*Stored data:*
= = =
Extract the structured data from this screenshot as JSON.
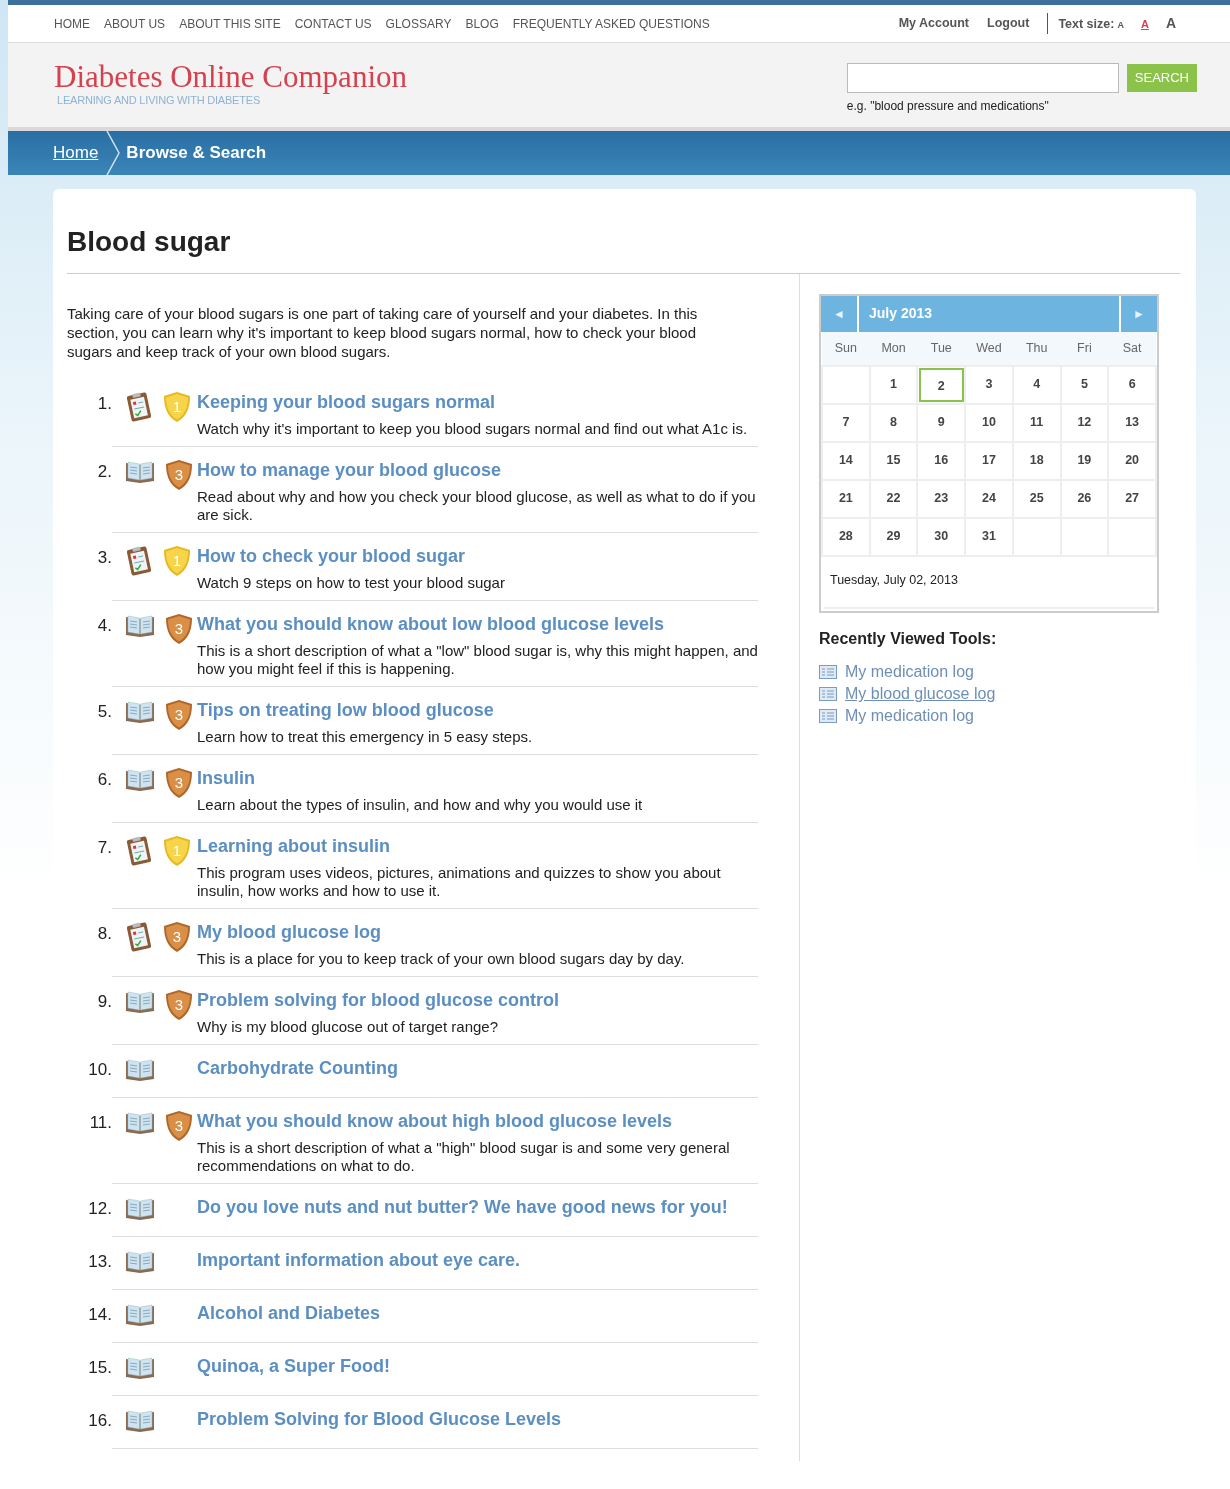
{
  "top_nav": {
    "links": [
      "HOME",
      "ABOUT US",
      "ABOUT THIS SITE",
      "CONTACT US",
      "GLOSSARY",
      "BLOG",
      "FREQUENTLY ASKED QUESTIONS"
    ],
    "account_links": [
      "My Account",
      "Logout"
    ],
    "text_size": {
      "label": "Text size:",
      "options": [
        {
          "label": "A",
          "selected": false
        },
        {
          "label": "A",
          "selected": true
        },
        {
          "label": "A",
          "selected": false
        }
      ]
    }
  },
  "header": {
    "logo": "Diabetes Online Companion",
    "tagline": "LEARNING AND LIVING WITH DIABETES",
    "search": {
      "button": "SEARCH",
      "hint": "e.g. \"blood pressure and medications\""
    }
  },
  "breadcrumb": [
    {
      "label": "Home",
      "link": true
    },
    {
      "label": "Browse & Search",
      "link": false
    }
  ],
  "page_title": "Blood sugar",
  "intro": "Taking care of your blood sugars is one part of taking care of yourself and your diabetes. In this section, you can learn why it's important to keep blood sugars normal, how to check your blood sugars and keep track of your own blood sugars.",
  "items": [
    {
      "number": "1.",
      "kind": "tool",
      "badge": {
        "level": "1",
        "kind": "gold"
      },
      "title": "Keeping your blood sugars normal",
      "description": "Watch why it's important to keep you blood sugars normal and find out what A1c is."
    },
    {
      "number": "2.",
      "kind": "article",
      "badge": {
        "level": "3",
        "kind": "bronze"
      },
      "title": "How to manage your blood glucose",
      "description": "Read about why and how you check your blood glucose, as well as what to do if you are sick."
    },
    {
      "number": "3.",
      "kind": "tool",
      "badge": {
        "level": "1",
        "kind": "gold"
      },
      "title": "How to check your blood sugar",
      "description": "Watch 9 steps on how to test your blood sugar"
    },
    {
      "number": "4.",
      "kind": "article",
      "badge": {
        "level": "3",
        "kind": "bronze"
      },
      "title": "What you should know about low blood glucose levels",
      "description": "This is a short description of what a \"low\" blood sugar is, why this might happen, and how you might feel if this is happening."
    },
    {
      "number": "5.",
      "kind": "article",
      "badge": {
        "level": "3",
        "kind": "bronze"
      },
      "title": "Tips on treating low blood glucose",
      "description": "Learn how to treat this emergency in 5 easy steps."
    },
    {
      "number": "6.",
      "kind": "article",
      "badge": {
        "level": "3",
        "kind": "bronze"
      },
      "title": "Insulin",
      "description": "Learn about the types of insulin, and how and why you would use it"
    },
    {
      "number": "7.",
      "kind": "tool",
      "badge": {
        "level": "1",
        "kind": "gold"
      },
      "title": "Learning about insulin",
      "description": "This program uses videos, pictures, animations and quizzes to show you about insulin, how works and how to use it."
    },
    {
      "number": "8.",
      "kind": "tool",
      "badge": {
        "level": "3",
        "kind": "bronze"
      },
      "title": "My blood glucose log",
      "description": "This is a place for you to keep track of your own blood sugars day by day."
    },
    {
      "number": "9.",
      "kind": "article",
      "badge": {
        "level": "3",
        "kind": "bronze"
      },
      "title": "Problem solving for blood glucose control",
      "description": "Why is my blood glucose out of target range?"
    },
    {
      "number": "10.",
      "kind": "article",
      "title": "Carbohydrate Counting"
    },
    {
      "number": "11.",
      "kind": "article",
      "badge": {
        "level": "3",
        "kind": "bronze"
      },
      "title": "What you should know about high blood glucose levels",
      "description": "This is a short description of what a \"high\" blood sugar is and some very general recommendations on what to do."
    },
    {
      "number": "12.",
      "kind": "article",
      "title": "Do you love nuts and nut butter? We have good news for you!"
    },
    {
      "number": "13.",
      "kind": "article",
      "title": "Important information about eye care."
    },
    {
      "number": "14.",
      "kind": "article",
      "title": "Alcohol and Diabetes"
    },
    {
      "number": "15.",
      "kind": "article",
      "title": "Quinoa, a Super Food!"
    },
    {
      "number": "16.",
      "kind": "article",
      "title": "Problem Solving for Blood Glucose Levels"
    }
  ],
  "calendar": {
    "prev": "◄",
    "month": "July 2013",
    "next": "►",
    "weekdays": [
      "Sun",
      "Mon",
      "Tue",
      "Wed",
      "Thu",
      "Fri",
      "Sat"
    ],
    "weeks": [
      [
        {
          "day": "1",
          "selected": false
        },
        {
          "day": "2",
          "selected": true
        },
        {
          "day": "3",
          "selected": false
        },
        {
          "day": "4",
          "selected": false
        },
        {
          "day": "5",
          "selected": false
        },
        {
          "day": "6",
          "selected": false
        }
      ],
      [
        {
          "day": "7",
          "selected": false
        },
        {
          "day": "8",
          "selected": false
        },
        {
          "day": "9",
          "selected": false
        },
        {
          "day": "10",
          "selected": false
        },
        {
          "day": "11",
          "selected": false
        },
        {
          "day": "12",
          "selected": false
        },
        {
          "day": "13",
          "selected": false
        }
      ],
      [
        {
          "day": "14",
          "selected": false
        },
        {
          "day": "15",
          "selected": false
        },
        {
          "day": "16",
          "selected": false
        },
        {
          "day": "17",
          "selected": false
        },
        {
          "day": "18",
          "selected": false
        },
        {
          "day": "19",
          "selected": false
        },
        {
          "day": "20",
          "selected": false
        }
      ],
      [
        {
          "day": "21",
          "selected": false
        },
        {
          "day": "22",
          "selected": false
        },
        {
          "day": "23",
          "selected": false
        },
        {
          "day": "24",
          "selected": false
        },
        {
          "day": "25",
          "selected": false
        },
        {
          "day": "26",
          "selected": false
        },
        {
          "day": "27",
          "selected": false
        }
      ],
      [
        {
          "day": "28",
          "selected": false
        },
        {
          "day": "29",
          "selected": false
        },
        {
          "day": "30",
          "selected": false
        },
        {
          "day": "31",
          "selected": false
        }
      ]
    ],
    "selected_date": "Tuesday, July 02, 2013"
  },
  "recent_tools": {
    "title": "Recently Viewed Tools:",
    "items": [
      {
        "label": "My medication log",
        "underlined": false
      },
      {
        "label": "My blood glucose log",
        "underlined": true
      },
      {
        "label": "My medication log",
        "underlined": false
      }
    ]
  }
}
= = =
*Request:* Pick every line with "check" in it and copy it.

*Task result:*
  "intro": "Taking care of your blood sugars is one part of taking care of yourself and your diabetes. In this section, you can learn why it's important to keep blood sugars normal, how to check your blood sugars and keep track of your own blood sugars.",
      "description": "Read about why and how you check your blood glucose, as well as what to do if you are sick."
      "title": "How to check your blood sugar",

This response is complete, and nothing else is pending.